# Probleme Methoden einer anderen Klasse aufzurufen



## André99 (11. Jan 2020)

Hey, ich habe eine Klasse geschrieben und möchte nun die Methoden dieser Klasse in einer anderen aufrufen, jedoch tue ich mich daran etwas schwer. Meine Methoden sind Objektmethoden und deswegen non-static somit kann ich nicht einfach den Klassennamen nehmen und mit Klassenname. die Methoden aufrufen. Auch kann ich kein Objekt der Klasse in meiner zweiten Klasse erstellen und damit die Methoden aufrufen. Könnte mir dabei jemand weiterhelfen. Nur zur Info: Ich mache das Programm anhand einer Aufgabe und manche meiner Methoden sind noch nicht ganz fertig.


```
import java.util.ArrayList;
import java.util.Comparator;
import java.util.Iterator;
import java.util.List;

public class Booking {

  private int busNumber;
  private int customerID;
  private double price;
  private int invoiceNumber;
  private String start;
  private String destination;
  private String name;
  private Currency currency;

  public Booking(int busNumber, String start, String destination, double price,
          Currency currency) {
    this.busNumber = busNumber;
    this.start = start;
    this.destination = destination;
    this.price = price;
    this.currency = currency;
  }

  public Booking(int invoiceNumber, int busNumber, String name) {
    this.name = name;
    this.invoiceNumber = invoiceNumber;
    this.busNumber = busNumber;
  }

  private List<Booking> bookable = new ArrayList<>();

  private List<Booking> bookings = new ArrayList<>();

  public int getBusNumber() {
    return this.busNumber;
  }

  public int getCustomerID() {
    this.customerID++;
    return this.customerID;
  }

  public int getCustomerIDwOAdding() {
    return this.customerID;
  }

  public int getInvoiceNumber() {
    this.invoiceNumber++;
    return this.invoiceNumber;
  }

  public void add(int busNumber, String start, String destination, double price,
          Currency currency) {
    bookable.add(new Booking(busNumber, start, destination, price, currency));
  }

  public void remove(int busNumber) {
    final Iterator<Booking> iterator = bookable.iterator();
    while (iterator.hasNext()) {
      Booking element = iterator.next();
      if (element.getBusNumber() == this.busNumber) {
        bookable.remove(element);
      }
    }
  }

  public void listRoute() {
    try {
      bookable.sort(Comparator.comparingInt(Booking::getBusNumber));
      if (bookable.size() >= 1) {
        for (Booking element : bookable) {
          Terminal.printLine(toString(element));
        }
      }
    } catch (NullPointerException e) {
      Terminal.printLine("Error, no bus routes avaible!");
    }
  }

  public void book(int busNumber, String name) {
    bookings.add(new Booking(getInvoiceNumber(), busNumber, name));
  }

  public void listBookings() {
    try {
      bookings.sort(Comparator.comparingInt(Booking::getCustomerIDwOAdding));
      if (bookings.size() >= 1) {
        for (Booking element : bookings) {
          Terminal.printLine(toString(element));
        }
      }
    } catch (NullPointerException e) {
      Terminal.printLine("Error, no bus routes avaible!");
    }
  }

  public String toString(Booking element) {
    if (element.getBusNumber() > 100 && element.getBusNumber() <= 1000) {
      return element.getBusNumber() + " " + start + " " + destination + " " + price + " "

**ANGEZEIGTE DATEN:**
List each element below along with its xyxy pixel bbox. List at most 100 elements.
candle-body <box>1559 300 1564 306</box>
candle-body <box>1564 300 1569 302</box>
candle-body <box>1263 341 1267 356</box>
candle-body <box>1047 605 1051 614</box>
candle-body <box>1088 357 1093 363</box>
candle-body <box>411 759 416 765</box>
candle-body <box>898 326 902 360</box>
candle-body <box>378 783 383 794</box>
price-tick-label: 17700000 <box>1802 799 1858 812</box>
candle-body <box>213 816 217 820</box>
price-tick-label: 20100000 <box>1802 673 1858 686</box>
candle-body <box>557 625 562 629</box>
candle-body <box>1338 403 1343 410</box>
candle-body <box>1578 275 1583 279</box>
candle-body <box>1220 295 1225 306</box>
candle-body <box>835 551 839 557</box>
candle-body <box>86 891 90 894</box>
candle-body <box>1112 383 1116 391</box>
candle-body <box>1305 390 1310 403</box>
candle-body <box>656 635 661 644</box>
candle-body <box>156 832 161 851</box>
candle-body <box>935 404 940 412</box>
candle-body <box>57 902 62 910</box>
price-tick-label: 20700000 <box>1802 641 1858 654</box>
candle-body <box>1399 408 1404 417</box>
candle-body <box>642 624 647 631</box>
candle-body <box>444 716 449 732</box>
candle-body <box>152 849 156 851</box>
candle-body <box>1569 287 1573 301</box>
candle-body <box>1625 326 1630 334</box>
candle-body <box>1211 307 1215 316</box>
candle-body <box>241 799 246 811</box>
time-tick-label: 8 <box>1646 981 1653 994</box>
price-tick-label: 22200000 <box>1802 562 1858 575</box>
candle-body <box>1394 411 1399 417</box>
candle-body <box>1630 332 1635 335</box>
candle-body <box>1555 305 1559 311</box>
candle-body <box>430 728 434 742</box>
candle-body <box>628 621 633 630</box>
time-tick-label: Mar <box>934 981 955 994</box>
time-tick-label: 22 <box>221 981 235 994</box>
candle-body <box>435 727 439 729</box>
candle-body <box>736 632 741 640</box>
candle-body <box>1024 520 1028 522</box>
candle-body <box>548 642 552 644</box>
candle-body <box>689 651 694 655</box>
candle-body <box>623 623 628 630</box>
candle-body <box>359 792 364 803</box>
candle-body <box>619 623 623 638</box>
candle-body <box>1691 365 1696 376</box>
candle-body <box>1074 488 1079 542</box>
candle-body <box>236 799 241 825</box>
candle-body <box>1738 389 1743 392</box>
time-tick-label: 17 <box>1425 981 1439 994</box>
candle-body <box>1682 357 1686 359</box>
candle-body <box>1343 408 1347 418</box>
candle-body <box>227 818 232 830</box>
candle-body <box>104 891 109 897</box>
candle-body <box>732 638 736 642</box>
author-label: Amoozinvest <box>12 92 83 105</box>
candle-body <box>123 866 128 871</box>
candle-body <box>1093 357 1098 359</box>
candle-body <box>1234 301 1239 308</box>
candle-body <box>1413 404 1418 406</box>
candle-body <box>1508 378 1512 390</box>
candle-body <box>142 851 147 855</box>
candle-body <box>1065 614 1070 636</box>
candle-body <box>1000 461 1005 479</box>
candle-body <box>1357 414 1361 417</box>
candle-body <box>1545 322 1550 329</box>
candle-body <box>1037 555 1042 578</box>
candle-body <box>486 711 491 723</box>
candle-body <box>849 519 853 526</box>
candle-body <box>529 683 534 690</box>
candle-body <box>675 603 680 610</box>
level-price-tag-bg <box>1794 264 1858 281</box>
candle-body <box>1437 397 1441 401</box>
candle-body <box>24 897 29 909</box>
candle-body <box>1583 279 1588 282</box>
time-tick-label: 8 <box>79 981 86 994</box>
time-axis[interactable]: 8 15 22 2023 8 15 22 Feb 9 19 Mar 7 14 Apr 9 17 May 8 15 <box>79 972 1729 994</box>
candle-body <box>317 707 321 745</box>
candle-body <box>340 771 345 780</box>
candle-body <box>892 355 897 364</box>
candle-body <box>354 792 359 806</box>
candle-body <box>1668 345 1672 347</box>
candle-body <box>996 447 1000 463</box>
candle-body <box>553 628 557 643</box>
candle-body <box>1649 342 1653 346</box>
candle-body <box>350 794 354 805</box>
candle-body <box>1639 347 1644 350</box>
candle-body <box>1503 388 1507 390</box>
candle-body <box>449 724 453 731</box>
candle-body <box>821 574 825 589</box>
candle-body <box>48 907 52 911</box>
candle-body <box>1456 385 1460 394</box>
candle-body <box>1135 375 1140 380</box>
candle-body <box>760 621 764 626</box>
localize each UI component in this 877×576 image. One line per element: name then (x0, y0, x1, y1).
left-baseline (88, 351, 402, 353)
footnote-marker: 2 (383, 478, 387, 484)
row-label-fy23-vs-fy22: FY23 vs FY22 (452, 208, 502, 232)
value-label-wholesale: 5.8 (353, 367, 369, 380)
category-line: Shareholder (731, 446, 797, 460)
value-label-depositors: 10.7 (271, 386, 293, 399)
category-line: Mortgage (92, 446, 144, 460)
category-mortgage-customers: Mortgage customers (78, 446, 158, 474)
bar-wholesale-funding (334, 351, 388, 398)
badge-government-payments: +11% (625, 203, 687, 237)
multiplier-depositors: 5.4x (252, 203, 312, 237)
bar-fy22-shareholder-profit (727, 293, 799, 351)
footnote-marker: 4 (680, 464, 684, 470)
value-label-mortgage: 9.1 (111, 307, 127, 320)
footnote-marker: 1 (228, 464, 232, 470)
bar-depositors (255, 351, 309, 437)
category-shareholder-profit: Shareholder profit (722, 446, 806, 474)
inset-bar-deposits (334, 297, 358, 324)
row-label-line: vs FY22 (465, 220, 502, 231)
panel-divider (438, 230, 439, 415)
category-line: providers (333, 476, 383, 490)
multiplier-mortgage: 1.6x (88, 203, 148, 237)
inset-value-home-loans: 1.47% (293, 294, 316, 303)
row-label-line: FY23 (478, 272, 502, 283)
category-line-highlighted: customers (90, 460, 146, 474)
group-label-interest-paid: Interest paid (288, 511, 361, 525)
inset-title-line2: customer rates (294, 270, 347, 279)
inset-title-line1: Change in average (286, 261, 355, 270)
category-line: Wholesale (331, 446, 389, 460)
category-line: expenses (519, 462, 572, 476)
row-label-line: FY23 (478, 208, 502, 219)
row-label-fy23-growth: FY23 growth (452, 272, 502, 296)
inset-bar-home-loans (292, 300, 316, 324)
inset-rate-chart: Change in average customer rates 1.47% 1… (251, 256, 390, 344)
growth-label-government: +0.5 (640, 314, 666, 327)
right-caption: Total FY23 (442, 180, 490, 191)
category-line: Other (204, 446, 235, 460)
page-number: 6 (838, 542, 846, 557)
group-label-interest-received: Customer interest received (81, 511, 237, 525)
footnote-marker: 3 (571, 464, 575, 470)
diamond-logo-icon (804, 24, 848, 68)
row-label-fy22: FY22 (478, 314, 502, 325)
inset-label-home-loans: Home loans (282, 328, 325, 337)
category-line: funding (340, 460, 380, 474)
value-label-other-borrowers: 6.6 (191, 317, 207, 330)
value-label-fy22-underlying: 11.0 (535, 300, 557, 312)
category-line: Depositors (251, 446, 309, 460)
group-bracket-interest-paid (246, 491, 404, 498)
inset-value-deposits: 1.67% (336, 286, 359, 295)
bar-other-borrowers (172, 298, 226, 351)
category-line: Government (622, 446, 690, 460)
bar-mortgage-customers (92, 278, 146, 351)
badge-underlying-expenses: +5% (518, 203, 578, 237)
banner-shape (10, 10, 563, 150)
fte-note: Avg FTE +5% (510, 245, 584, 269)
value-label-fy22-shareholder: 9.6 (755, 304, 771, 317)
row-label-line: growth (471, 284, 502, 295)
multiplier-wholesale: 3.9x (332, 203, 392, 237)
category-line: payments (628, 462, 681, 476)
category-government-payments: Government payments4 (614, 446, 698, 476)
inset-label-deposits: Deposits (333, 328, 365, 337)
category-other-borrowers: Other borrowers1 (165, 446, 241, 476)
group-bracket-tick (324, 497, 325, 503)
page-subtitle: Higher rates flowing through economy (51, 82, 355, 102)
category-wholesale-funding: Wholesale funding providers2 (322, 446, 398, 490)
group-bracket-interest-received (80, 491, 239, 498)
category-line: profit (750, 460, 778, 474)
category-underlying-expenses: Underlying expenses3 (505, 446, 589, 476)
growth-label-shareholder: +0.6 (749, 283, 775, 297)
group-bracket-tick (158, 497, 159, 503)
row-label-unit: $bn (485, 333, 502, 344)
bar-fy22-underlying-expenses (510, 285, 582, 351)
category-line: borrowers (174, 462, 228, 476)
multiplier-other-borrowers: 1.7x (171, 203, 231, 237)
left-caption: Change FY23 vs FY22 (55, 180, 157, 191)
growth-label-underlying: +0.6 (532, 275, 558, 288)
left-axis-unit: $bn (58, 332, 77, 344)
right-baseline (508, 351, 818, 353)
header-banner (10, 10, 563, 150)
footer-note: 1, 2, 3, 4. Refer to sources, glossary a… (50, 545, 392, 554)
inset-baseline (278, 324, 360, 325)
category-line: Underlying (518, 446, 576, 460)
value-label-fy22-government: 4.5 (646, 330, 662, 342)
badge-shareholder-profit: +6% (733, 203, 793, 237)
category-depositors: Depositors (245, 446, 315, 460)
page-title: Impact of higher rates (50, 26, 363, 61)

**ARBEITSAUFTRAG 1:**
Übernimm aus dem Forenthread zum Methodenaufruf den Abschnitt wortgetreu, beginnend mit „## André99 (11.“ und weiter bis einschließlich „nicht ganz fertig.“.
**ARBEITSAUFTRAG 2:**
Führe den Forenthread zum Methodenaufruf ab der Stelle fort, an der er aufhört.

**ERWARTETES ERGEBNIS 1:**
## André99 (11. Jan 2020)

Hey, ich habe eine Klasse geschrieben und möchte nun die Methoden dieser Klasse in einer anderen aufrufen, jedoch tue ich mich daran etwas schwer. Meine Methoden sind Objektmethoden und deswegen non-static somit kann ich nicht einfach den Klassennamen nehmen und mit Klassenname. die Methoden aufrufen. Auch kann ich kein Objekt der Klasse in meiner zweiten Klasse erstellen und damit die Methoden aufrufen. Könnte mir dabei jemand weiterhelfen. Nur zur Info: Ich mache das Programm anhand einer Aufgabe und manche meiner Methoden sind noch nicht ganz fertig.

**ERWARTETES ERGEBNIS 2:**
          + currency;
    } else if (element.getBusNumber() > 10 && element.getBusNumber() <= 100) {
      return "0%d" + element.getBusNumber() + " " + start + " " + destination + " " + price + " "
          + currency;
    } else if (element.getBusNumber() >= 0 && element.getBusNumber() <= 10) {
      return "00%d" + element.getBusNumber() + " " + start + " " + destination + " " + price + " "
          + currency;
    } else {
      return "No bus routes yet, or requested bus number is higher then 1000!";
    }
  }
}
```

Und hier meine zweite Klasse mit der ich auf die Methoden von Booking zugreifen möchte. Ich nehme dafür Benutzereingaben entgegen. Und ja ich weiß, dass meine while schleife eine endlos - Schleife ist. Sie soll erst beenden, wenn die Eingabe "quit" lautet.


```
public class UI {
  public static void main(String[] args) {
    while (true) {
      String[] s = Terminal.readLine().split(" ");
      if (s[0].equals("add") && s.length == 6) {
        try {
         
        } catch (IllegalStateException e) {
          Terminal.printLine("Error, method/s can´t be invoked with the current input!");
        }
      }
    }
  }
}
```

Ich weiß im vorher nicht wie viele Objekte erzeugt werden. Außerdem bin ich noch nicht ganz sicher, was das Exception handling angeht. Wo fehlt da noch was und welche Exceptions müssen aufgefangen werden?


----------



## mihe7 (11. Jan 2020)

Das Problem ist, dass Du versuchst, mit Booking mehre Fliegen mit einer Klappe zu schlagen. Du musst Buchung und Buchungssystem voneinander trennen, dann wir ein Schuh draus.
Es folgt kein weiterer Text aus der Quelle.